Locate each line holding the string "text" and copy it.
==== DATA FOR THE TASK
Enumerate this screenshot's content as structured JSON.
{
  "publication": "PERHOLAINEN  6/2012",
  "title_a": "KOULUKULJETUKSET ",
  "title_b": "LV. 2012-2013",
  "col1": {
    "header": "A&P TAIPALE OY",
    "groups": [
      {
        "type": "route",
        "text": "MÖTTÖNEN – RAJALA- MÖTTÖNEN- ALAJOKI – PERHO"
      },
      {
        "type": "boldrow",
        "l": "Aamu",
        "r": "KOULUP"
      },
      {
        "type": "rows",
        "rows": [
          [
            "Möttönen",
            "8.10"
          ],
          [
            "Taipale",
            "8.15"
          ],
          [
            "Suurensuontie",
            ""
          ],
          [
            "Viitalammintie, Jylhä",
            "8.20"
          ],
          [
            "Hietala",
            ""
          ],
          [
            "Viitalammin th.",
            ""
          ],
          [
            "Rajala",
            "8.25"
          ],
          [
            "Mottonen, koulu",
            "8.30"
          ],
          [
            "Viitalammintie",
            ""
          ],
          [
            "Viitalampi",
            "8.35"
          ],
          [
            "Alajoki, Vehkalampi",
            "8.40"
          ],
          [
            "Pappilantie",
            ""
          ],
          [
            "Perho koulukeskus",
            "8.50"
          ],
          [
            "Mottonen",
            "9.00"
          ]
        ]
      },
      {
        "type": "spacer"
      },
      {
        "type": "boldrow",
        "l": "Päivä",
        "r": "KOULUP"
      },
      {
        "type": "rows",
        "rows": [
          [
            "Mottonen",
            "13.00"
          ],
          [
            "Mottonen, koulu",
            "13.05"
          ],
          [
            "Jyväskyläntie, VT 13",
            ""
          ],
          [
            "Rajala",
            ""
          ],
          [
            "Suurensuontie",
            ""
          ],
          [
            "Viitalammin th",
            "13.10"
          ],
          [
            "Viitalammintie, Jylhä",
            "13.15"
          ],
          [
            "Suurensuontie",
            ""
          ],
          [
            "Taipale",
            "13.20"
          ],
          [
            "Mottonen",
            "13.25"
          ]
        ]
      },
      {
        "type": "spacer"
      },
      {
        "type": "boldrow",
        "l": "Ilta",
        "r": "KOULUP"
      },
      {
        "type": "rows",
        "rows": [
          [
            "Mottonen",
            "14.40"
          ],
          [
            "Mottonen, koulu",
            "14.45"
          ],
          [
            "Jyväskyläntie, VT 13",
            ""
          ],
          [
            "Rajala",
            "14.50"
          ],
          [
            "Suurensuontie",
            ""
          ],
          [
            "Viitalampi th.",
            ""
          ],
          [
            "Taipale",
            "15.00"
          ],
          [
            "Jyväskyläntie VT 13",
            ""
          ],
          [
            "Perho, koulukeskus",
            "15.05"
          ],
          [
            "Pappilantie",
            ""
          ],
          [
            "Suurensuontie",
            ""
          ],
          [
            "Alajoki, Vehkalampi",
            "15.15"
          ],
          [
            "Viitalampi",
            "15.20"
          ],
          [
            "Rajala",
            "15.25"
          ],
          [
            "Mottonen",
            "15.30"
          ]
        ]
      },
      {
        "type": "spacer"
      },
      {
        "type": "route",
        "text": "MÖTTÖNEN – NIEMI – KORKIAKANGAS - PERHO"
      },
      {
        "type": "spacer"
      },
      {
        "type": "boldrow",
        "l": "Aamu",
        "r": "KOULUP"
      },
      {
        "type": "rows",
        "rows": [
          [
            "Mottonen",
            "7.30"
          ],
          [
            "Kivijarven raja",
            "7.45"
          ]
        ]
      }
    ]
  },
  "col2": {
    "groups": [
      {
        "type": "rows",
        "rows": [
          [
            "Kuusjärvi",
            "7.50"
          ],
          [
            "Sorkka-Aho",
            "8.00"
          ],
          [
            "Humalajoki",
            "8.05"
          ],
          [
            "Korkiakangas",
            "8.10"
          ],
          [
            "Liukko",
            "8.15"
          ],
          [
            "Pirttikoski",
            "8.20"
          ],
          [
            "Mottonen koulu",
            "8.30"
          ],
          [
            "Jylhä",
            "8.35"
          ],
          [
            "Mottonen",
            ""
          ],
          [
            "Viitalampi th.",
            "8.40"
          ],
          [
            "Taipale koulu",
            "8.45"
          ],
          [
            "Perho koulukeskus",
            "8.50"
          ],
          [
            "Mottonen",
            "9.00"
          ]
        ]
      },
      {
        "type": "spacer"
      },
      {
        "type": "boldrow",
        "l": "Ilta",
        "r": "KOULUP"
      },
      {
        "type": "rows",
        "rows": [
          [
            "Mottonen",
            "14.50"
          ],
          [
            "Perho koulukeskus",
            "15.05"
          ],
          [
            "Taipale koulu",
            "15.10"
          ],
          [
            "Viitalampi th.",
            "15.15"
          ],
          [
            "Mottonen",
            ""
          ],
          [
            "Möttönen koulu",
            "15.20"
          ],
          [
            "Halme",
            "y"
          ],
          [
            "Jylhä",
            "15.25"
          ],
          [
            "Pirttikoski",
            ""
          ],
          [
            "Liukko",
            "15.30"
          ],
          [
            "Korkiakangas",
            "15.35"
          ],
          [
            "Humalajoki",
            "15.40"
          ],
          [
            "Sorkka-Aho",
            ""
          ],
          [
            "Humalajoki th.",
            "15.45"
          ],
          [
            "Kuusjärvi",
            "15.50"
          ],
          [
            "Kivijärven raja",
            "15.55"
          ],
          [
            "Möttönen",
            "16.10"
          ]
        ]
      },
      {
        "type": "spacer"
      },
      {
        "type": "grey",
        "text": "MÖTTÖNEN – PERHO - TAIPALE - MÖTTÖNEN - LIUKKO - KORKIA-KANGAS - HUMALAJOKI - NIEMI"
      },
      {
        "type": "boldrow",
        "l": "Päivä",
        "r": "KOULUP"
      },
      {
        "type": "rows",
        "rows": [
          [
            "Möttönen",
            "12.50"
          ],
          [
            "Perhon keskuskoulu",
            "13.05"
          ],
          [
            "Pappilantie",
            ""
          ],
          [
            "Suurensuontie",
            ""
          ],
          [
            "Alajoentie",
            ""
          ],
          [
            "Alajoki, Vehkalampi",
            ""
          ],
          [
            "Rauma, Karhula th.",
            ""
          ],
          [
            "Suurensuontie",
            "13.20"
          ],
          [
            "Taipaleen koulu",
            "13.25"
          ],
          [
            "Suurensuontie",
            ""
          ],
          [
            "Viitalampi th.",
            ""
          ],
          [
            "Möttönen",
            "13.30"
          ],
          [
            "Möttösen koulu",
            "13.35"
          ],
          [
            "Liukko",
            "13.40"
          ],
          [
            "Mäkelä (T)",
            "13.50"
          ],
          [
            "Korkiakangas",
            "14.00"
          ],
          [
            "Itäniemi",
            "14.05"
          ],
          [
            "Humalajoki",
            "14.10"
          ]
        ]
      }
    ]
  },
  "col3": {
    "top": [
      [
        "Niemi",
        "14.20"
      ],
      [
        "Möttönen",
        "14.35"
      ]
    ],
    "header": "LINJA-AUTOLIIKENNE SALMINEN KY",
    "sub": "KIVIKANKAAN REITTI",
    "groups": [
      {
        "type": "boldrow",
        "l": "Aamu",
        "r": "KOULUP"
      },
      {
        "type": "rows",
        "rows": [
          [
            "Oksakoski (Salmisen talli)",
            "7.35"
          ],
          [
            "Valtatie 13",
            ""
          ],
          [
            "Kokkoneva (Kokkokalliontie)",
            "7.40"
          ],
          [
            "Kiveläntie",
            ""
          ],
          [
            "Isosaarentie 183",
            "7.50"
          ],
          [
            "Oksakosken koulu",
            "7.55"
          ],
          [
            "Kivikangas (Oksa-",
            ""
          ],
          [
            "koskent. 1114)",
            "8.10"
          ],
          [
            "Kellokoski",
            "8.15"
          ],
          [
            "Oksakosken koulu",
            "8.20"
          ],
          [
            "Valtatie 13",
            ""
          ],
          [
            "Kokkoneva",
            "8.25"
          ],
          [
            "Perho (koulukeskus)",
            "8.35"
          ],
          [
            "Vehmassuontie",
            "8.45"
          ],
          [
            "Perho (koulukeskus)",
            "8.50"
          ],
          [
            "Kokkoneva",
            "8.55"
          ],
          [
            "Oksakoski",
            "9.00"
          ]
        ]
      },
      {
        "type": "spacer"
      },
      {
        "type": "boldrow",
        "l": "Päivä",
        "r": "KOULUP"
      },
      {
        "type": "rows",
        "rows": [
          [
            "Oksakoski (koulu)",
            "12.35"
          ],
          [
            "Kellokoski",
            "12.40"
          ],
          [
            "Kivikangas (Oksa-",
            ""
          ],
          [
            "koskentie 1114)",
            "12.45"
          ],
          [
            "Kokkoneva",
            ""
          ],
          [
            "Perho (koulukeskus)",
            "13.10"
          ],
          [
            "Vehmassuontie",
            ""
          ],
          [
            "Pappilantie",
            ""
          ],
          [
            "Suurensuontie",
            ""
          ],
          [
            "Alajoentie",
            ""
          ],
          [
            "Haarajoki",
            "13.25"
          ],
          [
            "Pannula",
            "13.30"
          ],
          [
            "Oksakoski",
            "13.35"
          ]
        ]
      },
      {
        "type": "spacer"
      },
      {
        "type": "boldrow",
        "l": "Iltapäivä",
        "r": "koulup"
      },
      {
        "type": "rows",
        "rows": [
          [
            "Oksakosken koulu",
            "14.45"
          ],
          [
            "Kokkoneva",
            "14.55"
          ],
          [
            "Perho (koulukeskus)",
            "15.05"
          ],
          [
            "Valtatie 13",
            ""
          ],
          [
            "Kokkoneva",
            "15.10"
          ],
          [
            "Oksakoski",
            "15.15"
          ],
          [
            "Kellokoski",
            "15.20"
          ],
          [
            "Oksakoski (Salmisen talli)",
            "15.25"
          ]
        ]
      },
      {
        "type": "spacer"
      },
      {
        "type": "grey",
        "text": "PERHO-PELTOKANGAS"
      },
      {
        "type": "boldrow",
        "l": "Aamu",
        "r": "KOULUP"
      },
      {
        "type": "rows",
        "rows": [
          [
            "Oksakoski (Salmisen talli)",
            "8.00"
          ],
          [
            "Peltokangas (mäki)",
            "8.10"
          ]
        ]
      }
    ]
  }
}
========
_SOLUTION_
        "text": "MÖTTÖNEN – RAJALA- MÖTTÖNEN- ALAJOKI – PERHO"
        "text": "MÖTTÖNEN – NIEMI – KORKIAKANGAS - PERHO"
        "text": "MÖTTÖNEN – PERHO - TAIPALE - MÖTTÖNEN - LIUKKO - KORKIA-KANGAS - HUMALAJOKI - NIEMI"
        "text": "PERHO-PELTOKANGAS"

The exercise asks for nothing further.